**Set exercise:** The records below must be transcribed exactly. Do not include the pictures.

BEGIN Given records

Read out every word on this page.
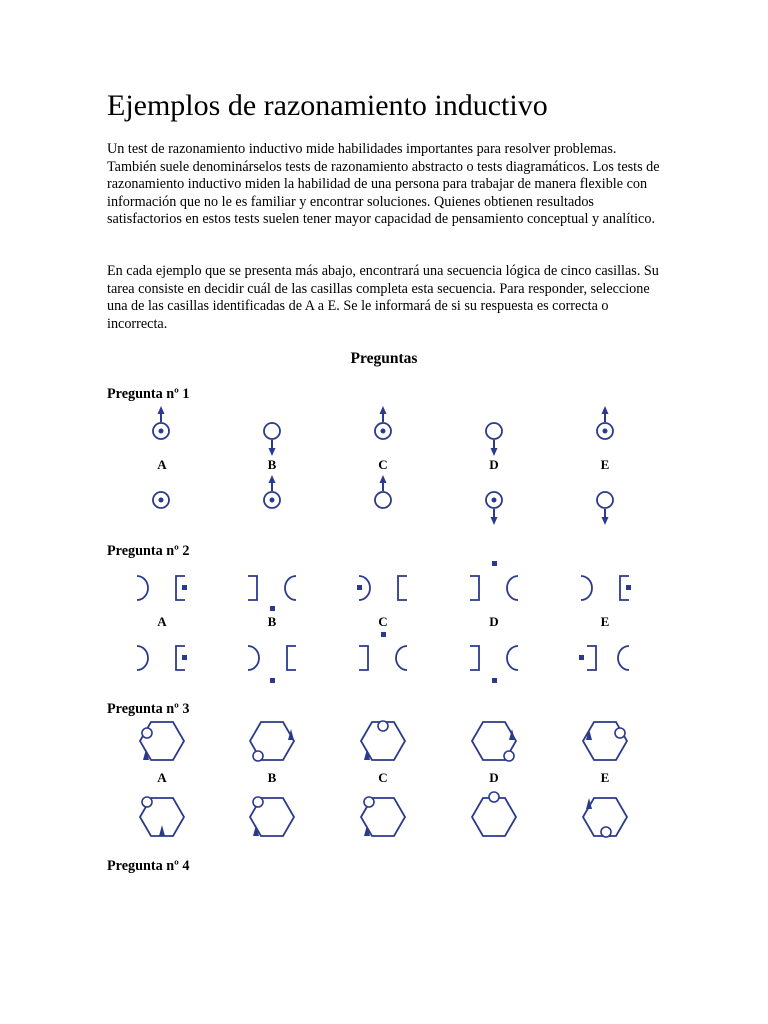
Ejemplos de razonamiento inductivo

Un test de razonamiento inductivo mide habilidades importantes para resolver problemas. También suele denominárselos tests de razonamiento abstracto o tests diagramáticos. Los tests de razonamiento inductivo miden la habilidad de una persona para trabajar de manera flexible con información que no le es familiar y encontrar soluciones. Quienes obtienen resultados satisfactorios en estos tests suelen tener mayor capacidad de pensamiento conceptual y analítico.

En cada ejemplo que se presenta más abajo, encontrará una secuencia lógica de cinco casillas. Su tarea consiste en decidir cuál de las casillas completa esta secuencia. Para responder, seleccione una de las casillas identificadas de A a E. Se le informará de si su respuesta es correcta o incorrecta.

Preguntas

Pregunta nº 1

Pregunta nº 2

Pregunta nº 3

Pregunta nº 4

A	B	C	D	E
A	B	C	D	E
A	B	C	D	E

END Given records

**Solution to this exercise:**
Read out every word on this page.
Ejemplos de razonamiento inductivo

Un test de razonamiento inductivo mide habilidades importantes para resolver problemas. También suele denominárselos tests de razonamiento abstracto o tests diagramáticos. Los tests de razonamiento inductivo miden la habilidad de una persona para trabajar de manera flexible con información que no le es familiar y encontrar soluciones. Quienes obtienen resultados satisfactorios en estos tests suelen tener mayor capacidad de pensamiento conceptual y analítico.

En cada ejemplo que se presenta más abajo, encontrará una secuencia lógica de cinco casillas. Su tarea consiste en decidir cuál de las casillas completa esta secuencia. Para responder, seleccione una de las casillas identificadas de A a E. Se le informará de si su respuesta es correcta o incorrecta.

Preguntas

Pregunta nº 1

Pregunta nº 2

Pregunta nº 3

Pregunta nº 4

A	B	C	D	E
A	B	C	D	E
A	B	C	D	E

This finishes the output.